Task —
Show each line from the listing that includes the word "into".

Stored records —
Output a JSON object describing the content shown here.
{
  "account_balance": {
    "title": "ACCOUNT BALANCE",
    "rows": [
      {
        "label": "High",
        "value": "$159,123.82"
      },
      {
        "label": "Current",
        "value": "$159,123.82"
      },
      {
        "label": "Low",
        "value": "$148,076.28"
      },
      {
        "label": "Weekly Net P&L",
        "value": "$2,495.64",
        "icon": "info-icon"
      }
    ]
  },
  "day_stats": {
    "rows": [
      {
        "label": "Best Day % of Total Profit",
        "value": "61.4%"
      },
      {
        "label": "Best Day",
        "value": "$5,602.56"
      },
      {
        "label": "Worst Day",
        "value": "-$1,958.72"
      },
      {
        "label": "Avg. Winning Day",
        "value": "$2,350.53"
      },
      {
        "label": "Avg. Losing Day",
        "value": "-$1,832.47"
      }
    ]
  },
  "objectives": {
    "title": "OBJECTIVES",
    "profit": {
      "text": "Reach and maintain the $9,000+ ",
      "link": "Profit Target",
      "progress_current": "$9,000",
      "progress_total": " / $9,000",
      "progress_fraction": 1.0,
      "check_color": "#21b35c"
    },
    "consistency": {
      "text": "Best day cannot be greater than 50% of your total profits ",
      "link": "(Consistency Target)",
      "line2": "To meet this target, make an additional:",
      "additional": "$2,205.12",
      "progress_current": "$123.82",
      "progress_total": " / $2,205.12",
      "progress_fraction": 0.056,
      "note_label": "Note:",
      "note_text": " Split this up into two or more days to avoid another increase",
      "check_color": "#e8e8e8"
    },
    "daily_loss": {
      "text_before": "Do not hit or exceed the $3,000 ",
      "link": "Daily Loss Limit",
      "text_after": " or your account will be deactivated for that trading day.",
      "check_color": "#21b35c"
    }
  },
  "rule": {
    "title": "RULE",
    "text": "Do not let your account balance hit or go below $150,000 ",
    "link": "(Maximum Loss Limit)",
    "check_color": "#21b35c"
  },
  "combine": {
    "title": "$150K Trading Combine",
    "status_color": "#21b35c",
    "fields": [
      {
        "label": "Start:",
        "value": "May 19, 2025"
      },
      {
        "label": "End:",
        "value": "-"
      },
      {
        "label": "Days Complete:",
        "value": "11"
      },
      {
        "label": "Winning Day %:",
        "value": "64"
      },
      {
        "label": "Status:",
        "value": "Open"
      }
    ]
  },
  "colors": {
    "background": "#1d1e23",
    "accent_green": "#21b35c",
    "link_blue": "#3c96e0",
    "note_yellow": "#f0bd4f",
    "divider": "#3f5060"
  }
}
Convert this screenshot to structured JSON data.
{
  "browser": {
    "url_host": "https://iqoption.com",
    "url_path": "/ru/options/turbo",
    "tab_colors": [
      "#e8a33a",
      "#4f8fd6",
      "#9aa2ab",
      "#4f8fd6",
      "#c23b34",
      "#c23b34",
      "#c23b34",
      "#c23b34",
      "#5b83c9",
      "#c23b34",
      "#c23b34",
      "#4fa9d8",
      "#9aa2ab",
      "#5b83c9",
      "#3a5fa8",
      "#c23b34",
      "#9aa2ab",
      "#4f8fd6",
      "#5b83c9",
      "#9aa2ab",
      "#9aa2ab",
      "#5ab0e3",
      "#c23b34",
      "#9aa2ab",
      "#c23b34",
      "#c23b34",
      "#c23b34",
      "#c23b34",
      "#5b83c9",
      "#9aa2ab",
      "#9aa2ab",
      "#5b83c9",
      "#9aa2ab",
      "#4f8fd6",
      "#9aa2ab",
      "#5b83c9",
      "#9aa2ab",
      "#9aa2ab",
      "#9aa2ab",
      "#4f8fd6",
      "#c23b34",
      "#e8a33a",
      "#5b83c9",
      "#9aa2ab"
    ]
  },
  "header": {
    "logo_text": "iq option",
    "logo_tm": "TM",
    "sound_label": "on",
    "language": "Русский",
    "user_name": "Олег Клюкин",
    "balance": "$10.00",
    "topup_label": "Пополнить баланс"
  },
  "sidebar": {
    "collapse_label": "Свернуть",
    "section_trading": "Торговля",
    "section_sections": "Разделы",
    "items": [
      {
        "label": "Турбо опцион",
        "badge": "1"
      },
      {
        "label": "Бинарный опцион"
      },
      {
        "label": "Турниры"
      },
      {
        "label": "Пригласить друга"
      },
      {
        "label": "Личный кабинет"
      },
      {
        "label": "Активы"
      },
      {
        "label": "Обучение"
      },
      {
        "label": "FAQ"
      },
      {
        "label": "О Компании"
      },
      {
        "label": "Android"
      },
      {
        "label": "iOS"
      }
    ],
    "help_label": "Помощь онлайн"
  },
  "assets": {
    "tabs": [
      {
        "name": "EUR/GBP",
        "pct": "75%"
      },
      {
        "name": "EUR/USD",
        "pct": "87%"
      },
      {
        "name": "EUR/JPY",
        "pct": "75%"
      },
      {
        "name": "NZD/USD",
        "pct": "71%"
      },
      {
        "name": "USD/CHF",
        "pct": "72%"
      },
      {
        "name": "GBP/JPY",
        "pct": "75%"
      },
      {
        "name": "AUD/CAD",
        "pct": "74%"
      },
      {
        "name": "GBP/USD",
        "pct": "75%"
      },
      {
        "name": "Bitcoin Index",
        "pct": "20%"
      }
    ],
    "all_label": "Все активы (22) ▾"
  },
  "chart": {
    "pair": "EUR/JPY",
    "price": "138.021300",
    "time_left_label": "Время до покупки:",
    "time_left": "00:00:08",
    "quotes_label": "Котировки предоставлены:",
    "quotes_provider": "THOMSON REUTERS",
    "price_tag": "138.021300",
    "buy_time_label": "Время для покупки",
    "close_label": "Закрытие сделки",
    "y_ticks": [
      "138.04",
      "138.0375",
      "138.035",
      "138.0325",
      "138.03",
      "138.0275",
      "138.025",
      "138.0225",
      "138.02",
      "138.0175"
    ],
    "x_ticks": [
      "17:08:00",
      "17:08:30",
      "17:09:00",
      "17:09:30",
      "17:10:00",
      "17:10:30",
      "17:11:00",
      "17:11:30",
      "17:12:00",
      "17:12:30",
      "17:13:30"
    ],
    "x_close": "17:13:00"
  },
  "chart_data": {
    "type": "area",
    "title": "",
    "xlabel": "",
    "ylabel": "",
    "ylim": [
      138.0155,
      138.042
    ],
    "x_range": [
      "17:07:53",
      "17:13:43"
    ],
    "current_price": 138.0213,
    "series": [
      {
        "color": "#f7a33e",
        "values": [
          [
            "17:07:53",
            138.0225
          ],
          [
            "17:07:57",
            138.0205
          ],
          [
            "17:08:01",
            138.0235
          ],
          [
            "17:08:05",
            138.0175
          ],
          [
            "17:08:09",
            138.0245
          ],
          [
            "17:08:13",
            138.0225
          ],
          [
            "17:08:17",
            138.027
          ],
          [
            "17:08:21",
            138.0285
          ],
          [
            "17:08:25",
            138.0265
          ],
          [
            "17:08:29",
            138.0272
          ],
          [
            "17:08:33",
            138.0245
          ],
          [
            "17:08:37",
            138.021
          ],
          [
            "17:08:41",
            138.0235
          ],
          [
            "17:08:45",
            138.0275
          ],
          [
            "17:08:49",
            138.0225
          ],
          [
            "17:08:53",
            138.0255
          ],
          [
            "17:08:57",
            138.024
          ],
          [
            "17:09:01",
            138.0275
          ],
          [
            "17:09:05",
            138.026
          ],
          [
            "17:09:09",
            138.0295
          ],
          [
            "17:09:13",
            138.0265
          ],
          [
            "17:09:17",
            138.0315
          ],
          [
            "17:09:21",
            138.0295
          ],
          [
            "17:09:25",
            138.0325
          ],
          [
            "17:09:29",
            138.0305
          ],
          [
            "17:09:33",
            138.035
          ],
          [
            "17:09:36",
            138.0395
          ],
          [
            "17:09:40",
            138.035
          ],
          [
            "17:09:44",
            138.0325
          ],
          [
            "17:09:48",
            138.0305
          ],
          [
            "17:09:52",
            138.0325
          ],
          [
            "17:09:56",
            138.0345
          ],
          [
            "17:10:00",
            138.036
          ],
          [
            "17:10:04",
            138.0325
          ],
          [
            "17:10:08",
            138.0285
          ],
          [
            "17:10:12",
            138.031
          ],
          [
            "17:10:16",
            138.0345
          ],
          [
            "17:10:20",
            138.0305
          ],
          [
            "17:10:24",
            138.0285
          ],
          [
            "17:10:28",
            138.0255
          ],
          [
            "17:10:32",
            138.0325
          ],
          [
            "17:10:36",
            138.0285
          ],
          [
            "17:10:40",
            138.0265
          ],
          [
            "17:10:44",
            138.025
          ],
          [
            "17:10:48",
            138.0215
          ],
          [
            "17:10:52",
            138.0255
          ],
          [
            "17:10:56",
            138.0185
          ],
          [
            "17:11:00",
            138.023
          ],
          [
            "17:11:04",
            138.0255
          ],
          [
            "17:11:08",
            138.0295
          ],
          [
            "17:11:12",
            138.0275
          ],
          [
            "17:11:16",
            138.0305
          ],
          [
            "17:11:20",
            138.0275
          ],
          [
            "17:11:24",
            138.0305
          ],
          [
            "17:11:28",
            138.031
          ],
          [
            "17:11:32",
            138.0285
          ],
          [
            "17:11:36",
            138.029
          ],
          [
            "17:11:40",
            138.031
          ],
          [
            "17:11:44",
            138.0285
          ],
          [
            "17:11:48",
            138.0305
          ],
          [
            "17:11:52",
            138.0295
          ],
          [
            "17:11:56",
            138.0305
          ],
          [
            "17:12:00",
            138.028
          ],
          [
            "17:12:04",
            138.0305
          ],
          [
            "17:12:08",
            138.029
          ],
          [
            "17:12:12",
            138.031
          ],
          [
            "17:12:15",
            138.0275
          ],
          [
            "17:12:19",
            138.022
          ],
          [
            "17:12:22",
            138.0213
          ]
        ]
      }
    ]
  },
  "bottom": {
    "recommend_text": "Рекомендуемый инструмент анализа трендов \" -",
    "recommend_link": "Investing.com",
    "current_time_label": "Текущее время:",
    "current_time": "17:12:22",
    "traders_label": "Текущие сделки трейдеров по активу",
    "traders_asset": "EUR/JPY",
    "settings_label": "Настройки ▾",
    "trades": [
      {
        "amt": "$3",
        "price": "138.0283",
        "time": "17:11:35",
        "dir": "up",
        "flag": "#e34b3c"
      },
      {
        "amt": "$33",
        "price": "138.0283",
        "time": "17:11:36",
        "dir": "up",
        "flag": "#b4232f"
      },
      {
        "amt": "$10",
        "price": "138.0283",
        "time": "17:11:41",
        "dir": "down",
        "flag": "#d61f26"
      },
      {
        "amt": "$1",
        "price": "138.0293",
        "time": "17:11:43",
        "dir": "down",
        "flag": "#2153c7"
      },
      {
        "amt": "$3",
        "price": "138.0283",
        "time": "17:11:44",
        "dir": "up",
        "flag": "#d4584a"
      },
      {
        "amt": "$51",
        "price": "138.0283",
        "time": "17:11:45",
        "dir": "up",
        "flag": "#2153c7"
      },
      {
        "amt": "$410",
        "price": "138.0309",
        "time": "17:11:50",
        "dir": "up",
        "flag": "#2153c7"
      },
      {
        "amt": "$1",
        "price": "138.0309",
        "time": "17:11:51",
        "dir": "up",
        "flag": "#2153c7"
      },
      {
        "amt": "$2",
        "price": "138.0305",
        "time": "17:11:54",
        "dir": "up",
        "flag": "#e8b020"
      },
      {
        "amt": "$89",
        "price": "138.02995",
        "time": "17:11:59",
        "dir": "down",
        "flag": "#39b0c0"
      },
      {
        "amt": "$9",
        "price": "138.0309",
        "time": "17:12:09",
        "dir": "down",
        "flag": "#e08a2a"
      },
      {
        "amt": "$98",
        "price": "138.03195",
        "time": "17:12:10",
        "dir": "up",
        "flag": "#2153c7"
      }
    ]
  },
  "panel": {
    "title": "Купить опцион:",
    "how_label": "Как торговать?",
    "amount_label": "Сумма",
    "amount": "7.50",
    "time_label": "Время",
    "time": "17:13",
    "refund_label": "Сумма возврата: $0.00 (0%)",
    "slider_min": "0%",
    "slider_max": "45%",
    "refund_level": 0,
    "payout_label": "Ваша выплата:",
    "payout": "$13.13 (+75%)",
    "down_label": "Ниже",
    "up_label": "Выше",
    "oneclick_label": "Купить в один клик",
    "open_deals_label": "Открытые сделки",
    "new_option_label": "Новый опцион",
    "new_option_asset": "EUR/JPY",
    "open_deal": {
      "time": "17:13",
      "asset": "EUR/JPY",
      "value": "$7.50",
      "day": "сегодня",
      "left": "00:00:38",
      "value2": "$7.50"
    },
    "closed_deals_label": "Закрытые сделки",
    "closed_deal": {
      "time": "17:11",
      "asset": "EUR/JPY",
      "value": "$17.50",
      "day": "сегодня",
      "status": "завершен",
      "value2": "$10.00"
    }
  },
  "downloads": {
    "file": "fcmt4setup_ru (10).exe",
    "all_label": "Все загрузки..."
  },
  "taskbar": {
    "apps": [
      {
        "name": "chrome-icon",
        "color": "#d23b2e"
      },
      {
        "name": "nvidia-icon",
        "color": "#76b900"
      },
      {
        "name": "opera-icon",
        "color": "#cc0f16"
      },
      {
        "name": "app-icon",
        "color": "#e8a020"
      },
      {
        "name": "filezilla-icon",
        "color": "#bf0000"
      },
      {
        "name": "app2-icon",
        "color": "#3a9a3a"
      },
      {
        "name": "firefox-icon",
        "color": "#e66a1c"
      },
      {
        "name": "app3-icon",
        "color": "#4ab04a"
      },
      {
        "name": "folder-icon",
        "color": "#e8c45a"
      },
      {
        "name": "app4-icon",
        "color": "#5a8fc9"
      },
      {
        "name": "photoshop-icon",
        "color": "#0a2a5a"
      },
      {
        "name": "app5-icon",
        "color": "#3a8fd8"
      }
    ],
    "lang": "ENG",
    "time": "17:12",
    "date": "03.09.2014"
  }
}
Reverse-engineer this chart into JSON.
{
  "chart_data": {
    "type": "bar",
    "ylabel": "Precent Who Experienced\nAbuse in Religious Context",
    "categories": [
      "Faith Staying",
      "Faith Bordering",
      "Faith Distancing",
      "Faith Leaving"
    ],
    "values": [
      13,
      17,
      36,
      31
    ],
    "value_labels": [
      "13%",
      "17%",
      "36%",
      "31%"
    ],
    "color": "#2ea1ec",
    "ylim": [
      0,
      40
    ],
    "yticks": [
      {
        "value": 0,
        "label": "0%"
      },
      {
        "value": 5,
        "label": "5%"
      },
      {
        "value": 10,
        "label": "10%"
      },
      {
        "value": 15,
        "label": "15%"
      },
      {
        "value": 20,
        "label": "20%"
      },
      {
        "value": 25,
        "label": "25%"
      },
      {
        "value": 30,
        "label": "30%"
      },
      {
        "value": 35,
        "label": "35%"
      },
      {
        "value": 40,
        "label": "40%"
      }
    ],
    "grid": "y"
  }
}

Exercise response —
      "note_text": " Split this up into two or more days to avoid another increase",
Reverse-engineer this chart into JSON.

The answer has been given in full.